Collected data >>
* * * *

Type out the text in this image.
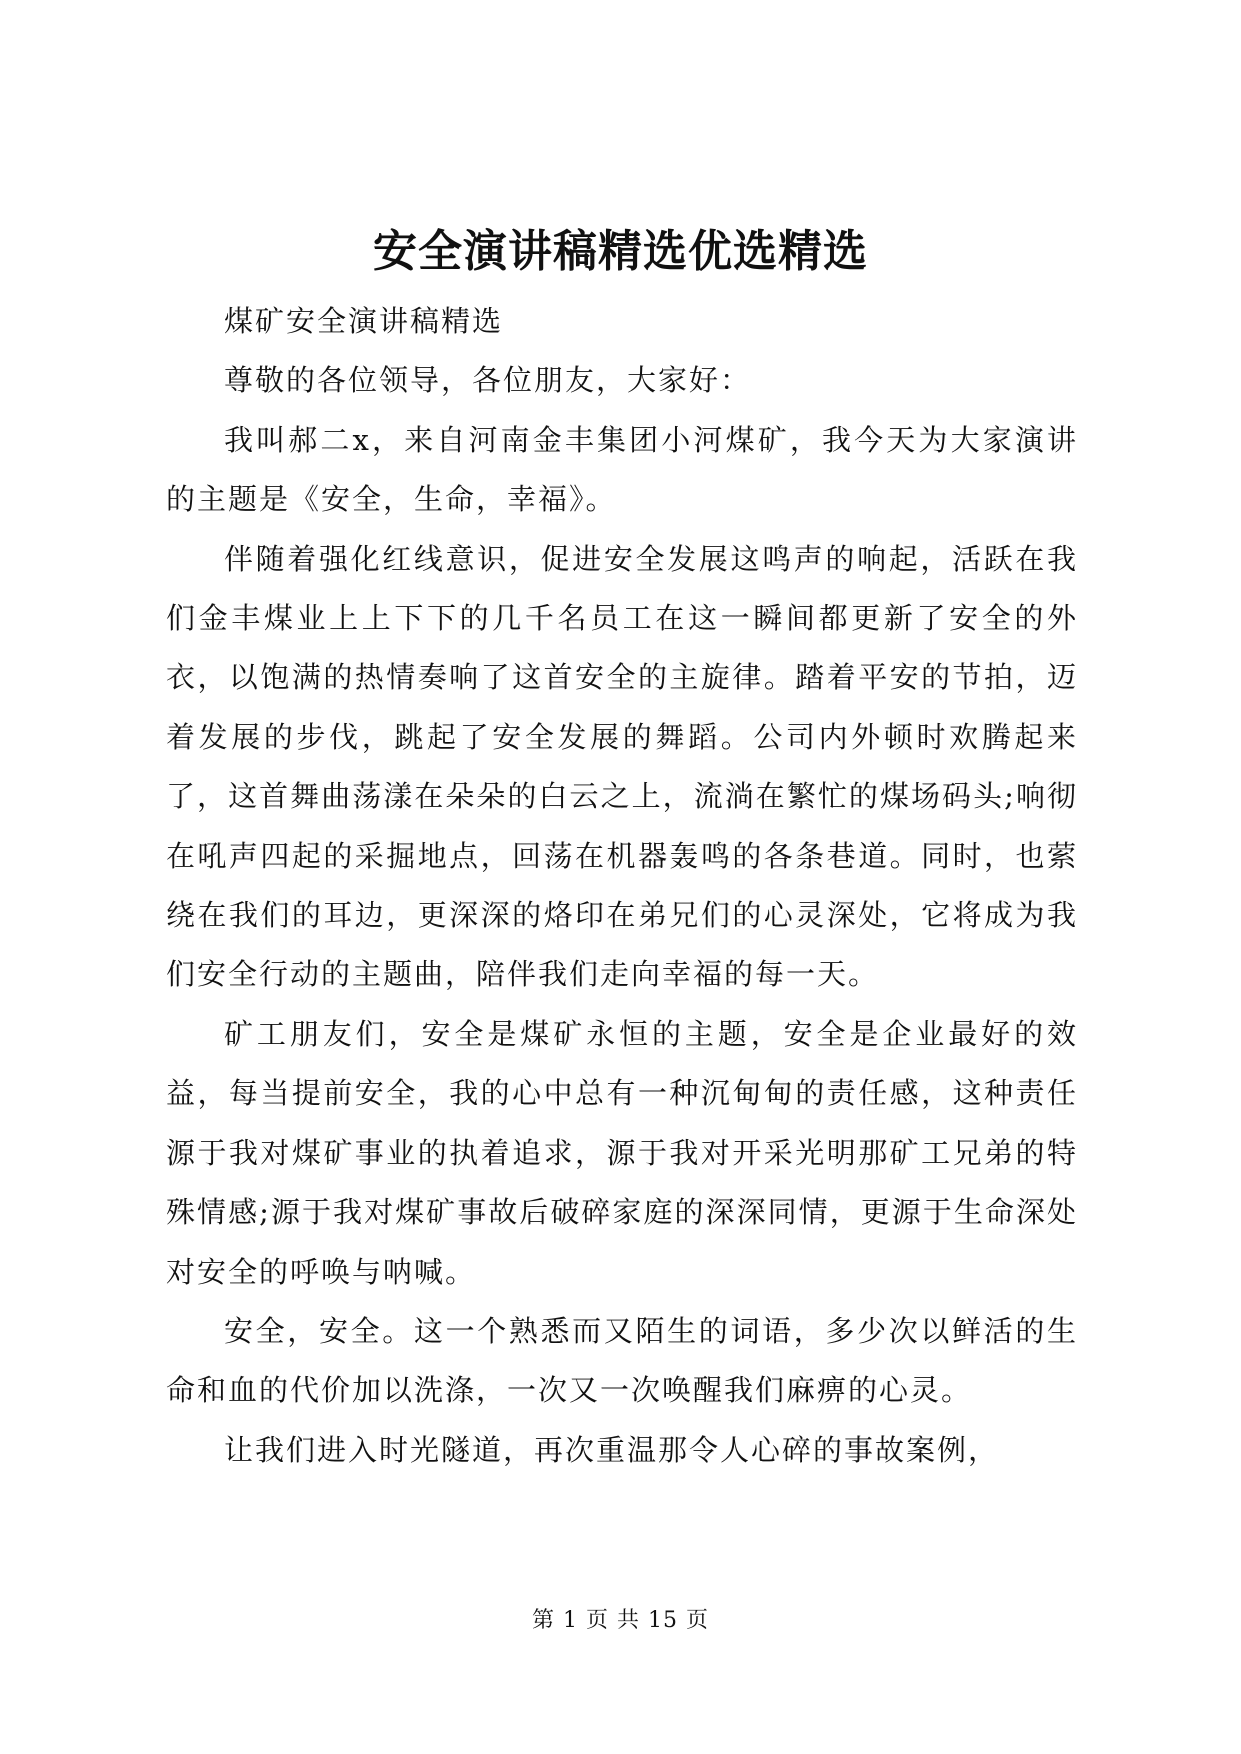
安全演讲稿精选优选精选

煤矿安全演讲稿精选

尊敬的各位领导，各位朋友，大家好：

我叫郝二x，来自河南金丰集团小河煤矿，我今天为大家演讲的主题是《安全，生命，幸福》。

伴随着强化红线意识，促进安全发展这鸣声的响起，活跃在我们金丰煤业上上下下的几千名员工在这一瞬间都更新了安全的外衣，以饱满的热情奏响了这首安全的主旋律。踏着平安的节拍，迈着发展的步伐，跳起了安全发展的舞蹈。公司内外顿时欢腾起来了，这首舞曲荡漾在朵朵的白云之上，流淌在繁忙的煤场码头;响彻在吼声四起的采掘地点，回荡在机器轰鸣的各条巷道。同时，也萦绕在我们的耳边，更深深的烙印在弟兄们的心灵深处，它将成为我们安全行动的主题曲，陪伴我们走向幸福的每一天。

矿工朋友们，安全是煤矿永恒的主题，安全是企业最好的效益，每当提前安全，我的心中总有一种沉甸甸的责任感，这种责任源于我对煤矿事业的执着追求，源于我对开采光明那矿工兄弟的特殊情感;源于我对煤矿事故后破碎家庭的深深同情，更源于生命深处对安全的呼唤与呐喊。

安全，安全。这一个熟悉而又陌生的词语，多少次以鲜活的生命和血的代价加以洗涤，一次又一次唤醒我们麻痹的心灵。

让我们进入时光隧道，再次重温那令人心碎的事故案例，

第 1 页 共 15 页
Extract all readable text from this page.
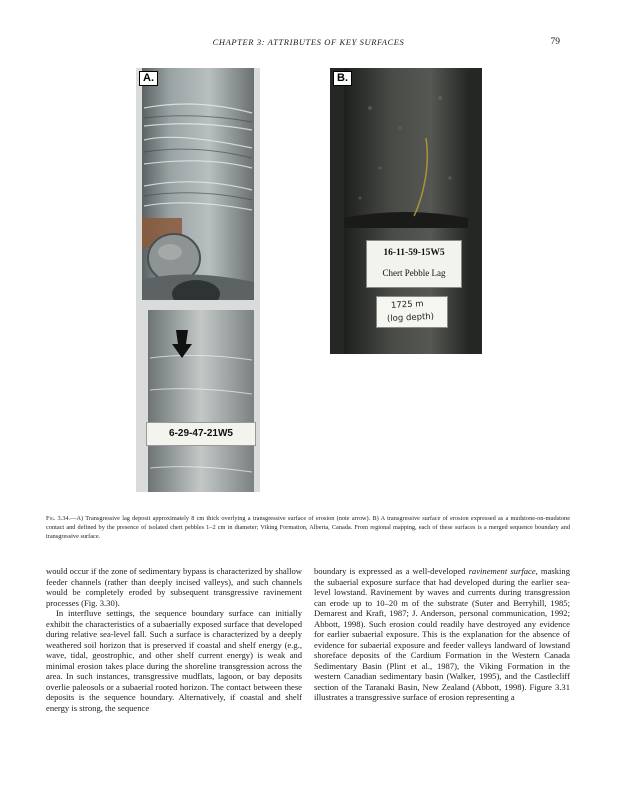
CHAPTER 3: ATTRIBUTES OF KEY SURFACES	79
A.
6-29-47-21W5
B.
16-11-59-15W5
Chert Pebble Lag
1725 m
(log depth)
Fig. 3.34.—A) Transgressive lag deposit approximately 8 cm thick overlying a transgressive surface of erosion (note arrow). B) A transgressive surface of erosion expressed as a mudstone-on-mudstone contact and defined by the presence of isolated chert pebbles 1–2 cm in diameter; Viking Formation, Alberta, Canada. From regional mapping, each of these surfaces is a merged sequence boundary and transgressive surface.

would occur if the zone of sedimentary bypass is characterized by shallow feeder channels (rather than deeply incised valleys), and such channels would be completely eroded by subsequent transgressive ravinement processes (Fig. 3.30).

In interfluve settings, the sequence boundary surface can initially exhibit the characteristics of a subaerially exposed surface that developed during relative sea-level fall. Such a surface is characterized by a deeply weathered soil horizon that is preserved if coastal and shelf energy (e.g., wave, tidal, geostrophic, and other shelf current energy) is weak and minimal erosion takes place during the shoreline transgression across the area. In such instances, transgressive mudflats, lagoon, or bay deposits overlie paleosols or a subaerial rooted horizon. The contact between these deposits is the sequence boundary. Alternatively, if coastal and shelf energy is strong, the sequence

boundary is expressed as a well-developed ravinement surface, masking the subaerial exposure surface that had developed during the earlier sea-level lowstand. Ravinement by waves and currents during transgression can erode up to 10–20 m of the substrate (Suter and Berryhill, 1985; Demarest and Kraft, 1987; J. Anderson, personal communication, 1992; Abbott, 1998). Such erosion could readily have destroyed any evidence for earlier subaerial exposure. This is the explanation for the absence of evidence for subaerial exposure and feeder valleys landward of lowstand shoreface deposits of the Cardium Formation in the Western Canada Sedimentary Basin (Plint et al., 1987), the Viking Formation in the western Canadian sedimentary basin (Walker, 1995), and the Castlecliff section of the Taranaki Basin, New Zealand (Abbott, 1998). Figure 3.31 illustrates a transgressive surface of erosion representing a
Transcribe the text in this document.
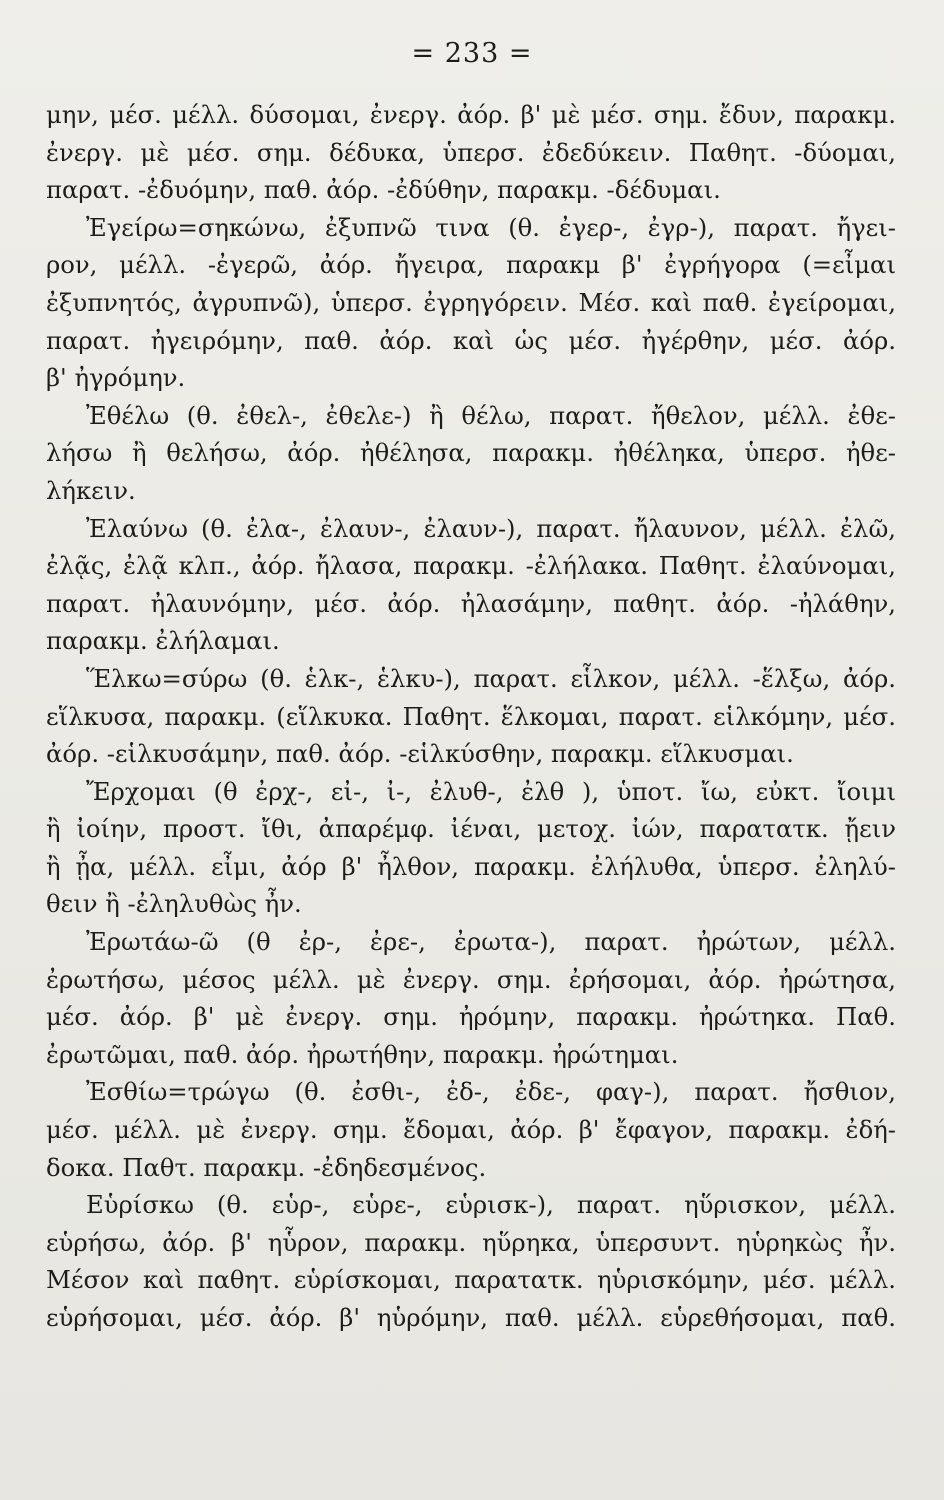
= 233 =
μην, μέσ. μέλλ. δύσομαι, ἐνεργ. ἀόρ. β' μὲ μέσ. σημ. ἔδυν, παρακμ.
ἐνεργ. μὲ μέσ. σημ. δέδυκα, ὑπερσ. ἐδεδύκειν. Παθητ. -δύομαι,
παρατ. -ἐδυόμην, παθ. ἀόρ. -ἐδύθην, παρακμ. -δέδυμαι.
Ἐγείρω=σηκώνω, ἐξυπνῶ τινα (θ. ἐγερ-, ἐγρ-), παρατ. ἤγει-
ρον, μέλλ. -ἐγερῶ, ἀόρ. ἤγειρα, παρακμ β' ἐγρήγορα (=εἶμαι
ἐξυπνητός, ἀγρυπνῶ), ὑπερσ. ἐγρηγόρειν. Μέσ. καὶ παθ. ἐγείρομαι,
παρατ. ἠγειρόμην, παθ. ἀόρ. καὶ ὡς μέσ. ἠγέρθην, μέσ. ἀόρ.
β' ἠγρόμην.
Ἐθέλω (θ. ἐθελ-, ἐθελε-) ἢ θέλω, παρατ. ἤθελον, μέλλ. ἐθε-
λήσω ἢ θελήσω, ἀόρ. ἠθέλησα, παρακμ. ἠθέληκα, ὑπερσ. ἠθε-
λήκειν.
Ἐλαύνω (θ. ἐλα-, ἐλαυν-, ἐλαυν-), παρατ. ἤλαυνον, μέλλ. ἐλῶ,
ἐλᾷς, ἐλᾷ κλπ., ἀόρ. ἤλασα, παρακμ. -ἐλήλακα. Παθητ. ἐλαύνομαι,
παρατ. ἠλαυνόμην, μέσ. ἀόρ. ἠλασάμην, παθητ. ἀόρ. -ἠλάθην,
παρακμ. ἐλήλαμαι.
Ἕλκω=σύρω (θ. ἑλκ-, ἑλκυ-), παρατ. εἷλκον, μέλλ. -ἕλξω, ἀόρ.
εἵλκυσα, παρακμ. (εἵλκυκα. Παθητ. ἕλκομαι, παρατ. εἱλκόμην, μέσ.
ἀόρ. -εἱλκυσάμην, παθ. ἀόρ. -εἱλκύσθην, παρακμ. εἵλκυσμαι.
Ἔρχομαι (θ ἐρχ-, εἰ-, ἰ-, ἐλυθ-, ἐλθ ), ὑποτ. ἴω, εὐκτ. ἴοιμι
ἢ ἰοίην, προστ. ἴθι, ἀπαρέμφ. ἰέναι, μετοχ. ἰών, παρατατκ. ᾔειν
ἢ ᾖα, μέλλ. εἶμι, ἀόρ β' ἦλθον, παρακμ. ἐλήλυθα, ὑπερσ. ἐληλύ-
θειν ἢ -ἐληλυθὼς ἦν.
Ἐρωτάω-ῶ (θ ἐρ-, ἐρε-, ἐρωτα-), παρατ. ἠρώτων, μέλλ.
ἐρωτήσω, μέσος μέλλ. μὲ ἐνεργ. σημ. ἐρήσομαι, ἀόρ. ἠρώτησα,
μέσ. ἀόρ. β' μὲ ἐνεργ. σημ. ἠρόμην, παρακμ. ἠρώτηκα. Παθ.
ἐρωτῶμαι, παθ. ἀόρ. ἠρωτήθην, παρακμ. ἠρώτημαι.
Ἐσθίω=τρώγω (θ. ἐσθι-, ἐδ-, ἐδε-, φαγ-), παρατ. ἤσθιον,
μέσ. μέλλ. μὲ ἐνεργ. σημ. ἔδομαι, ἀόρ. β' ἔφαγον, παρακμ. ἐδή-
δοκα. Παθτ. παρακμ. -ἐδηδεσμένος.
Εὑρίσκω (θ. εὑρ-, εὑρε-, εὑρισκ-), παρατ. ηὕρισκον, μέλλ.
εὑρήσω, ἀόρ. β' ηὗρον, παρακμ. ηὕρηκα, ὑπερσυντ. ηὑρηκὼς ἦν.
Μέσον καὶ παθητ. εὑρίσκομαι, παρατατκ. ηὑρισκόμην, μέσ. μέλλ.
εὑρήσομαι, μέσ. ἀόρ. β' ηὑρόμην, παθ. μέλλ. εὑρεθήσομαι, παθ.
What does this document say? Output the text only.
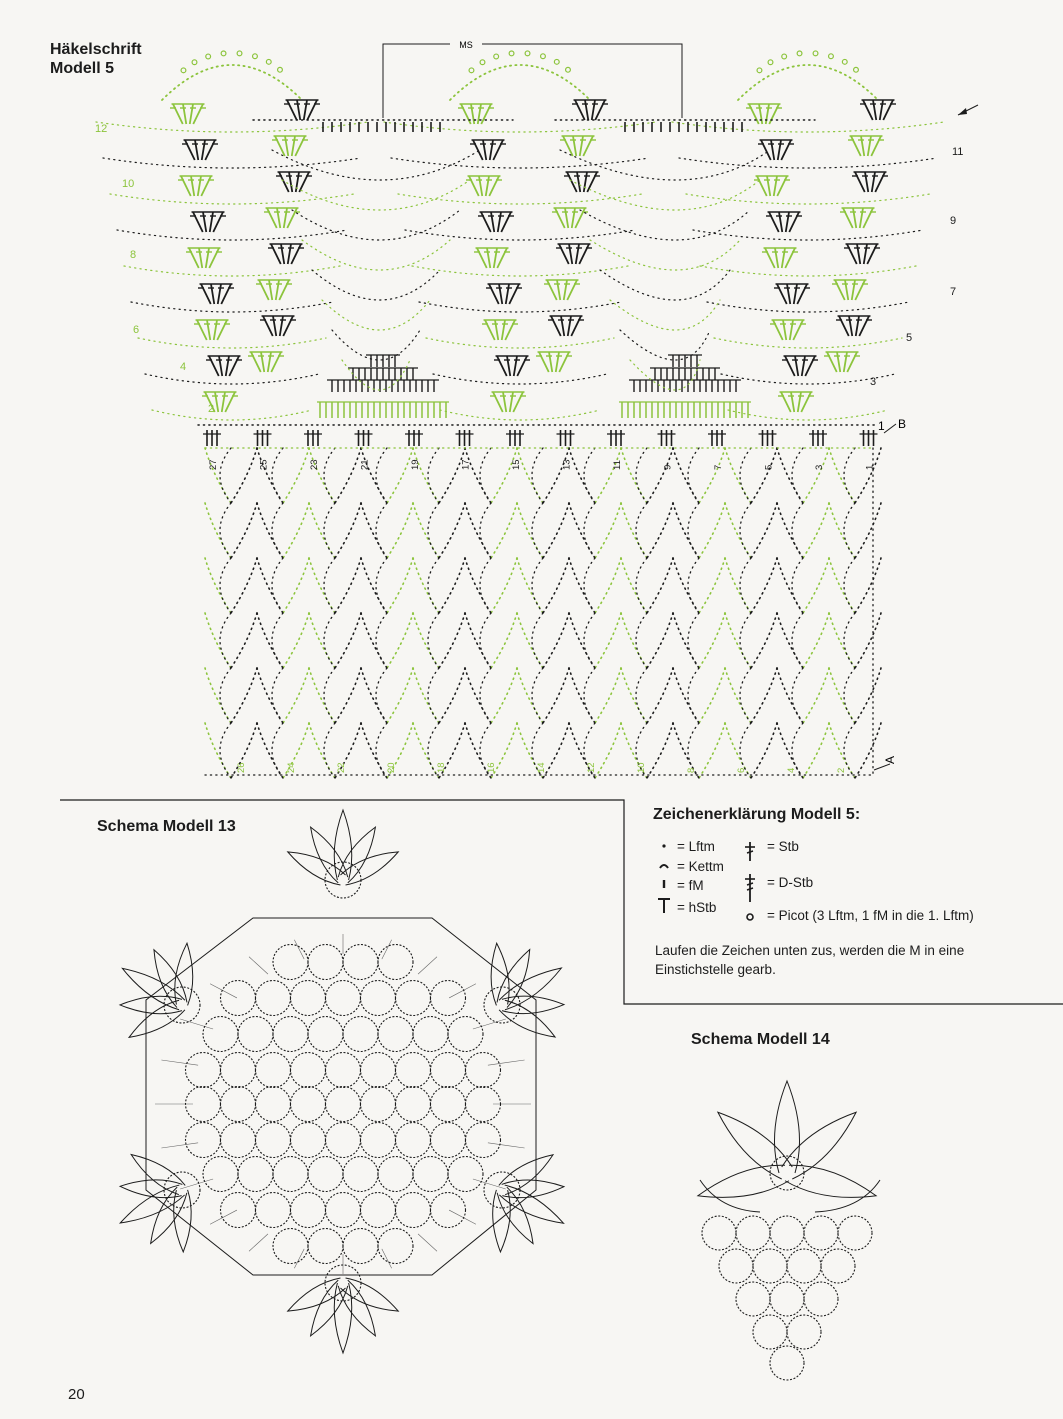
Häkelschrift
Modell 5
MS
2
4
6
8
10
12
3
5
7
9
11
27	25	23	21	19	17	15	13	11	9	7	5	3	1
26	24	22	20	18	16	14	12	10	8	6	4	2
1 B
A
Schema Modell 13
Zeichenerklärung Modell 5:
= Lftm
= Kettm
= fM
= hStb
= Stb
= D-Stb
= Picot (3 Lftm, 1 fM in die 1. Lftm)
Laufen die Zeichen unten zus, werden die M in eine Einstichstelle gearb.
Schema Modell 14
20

* * * *

YOUR INSTRUCTIONS >> Each line from the one bearing "What does this" through the final line of the records is to be copied exactly, and no pictures are to be included.

SOLUTION BELOW >>
What does this document say? Output the text only.
Häkelschrift
Modell 5
MS
2
4
6
8
10
12
3
5
7
9
11
27	25	23	21	19	17	15	13	11	9	7	5	3	1
26	24	22	20	18	16	14	12	10	8	6	4	2
1 B
A
Schema Modell 13
Zeichenerklärung Modell 5:
= Lftm
= Kettm
= fM
= hStb
= Stb
= D-Stb
= Picot (3 Lftm, 1 fM in die 1. Lftm)
Laufen die Zeichen unten zus, werden die M in eine Einstichstelle gearb.
Schema Modell 14
20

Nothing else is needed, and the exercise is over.